(YOUR OBJECTIVE): The records are given next. Repeat each one exactly.

(Stored items from a collection)
┄┄┄┄┄┄┄┄┄┄
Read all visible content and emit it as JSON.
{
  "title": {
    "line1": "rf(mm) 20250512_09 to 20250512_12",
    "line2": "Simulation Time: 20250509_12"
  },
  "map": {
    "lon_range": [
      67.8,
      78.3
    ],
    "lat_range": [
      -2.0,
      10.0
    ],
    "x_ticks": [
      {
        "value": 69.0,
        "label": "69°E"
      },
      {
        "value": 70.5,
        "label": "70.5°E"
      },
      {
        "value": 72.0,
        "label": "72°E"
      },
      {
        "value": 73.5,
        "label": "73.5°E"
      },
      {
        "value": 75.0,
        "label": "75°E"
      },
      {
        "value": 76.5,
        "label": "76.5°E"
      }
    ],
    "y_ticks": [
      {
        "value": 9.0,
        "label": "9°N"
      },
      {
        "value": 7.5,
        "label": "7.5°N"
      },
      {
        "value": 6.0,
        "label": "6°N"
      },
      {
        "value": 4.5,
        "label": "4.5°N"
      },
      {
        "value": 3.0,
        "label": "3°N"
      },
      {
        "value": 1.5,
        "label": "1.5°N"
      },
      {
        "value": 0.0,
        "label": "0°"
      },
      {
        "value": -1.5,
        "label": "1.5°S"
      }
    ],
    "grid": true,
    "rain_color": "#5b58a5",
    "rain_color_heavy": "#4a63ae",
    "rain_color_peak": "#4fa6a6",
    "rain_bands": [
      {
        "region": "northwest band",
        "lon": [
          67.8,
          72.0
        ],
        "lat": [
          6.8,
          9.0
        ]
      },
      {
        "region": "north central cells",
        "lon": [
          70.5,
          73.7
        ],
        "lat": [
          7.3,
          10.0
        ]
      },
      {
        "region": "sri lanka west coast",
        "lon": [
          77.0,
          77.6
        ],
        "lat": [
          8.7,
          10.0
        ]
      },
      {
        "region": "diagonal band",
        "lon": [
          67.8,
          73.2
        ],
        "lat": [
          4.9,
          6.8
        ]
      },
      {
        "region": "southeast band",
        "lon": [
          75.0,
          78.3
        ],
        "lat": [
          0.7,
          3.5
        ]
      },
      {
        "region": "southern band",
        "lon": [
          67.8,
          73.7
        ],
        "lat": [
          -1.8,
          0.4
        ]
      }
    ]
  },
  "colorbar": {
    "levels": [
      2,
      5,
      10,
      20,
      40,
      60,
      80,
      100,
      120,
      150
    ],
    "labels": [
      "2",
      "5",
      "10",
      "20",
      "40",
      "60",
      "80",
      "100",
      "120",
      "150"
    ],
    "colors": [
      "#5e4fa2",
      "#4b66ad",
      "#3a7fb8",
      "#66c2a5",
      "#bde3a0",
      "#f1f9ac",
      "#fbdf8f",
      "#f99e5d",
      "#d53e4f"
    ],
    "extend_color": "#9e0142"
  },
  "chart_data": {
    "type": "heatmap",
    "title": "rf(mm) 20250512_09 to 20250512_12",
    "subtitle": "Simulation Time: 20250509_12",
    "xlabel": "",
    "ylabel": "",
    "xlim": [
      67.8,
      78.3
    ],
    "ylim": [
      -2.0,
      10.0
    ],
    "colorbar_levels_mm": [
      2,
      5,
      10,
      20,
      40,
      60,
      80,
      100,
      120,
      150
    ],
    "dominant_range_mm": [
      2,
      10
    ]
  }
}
┄┄┄┄┄┄┄┄┄┄
(WRITTEN REPLY):
Read all visible content and emit it as JSON.
{
  "title": {
    "line1": "rf(mm) 20250512_09 to 20250512_12",
    "line2": "Simulation Time: 20250509_12"
  },
  "map": {
    "lon_range": [
      67.8,
      78.3
    ],
    "lat_range": [
      -2.0,
      10.0
    ],
    "x_ticks": [
      {
        "value": 69.0,
        "label": "69°E"
      },
      {
        "value": 70.5,
        "label": "70.5°E"
      },
      {
        "value": 72.0,
        "label": "72°E"
      },
      {
        "value": 73.5,
        "label": "73.5°E"
      },
      {
        "value": 75.0,
        "label": "75°E"
      },
      {
        "value": 76.5,
        "label": "76.5°E"
      }
    ],
    "y_ticks": [
      {
        "value": 9.0,
        "label": "9°N"
      },
      {
        "value": 7.5,
        "label": "7.5°N"
      },
      {
        "value": 6.0,
        "label": "6°N"
      },
      {
        "value": 4.5,
        "label": "4.5°N"
      },
      {
        "value": 3.0,
        "label": "3°N"
      },
      {
        "value": 1.5,
        "label": "1.5°N"
      },
      {
        "value": 0.0,
        "label": "0°"
      },
      {
        "value": -1.5,
        "label": "1.5°S"
      }
    ],
    "grid": true,
    "rain_color": "#5b58a5",
    "rain_color_heavy": "#4a63ae",
    "rain_color_peak": "#4fa6a6",
    "rain_bands": [
      {
        "region": "northwest band",
        "lon": [
          67.8,
          72.0
        ],
        "lat": [
          6.8,
          9.0
        ]
      },
      {
        "region": "north central cells",
        "lon": [
          70.5,
          73.7
        ],
        "lat": [
          7.3,
          10.0
        ]
      },
      {
        "region": "sri lanka west coast",
        "lon": [
          77.0,
          77.6
        ],
        "lat": [
          8.7,
          10.0
        ]
      },
      {
        "region": "diagonal band",
        "lon": [
          67.8,
          73.2
        ],
        "lat": [
          4.9,
          6.8
        ]
      },
      {
        "region": "southeast band",
        "lon": [
          75.0,
          78.3
        ],
        "lat": [
          0.7,
          3.5
        ]
      },
      {
        "region": "southern band",
        "lon": [
          67.8,
          73.7
        ],
        "lat": [
          -1.8,
          0.4
        ]
      }
    ]
  },
  "colorbar": {
    "levels": [
      2,
      5,
      10,
      20,
      40,
      60,
      80,
      100,
      120,
      150
    ],
    "labels": [
      "2",
      "5",
      "10",
      "20",
      "40",
      "60",
      "80",
      "100",
      "120",
      "150"
    ],
    "colors": [
      "#5e4fa2",
      "#4b66ad",
      "#3a7fb8",
      "#66c2a5",
      "#bde3a0",
      "#f1f9ac",
      "#fbdf8f",
      "#f99e5d",
      "#d53e4f"
    ],
    "extend_color": "#9e0142"
  },
  "chart_data": {
    "type": "heatmap",
    "title": "rf(mm) 20250512_09 to 20250512_12",
    "subtitle": "Simulation Time: 20250509_12",
    "xlabel": "",
    "ylabel": "",
    "xlim": [
      67.8,
      78.3
    ],
    "ylim": [
      -2.0,
      10.0
    ],
    "colorbar_levels_mm": [
      2,
      5,
      10,
      20,
      40,
      60,
      80,
      100,
      120,
      150
    ],
    "dominant_range_mm": [
      2,
      10
    ]
  }
}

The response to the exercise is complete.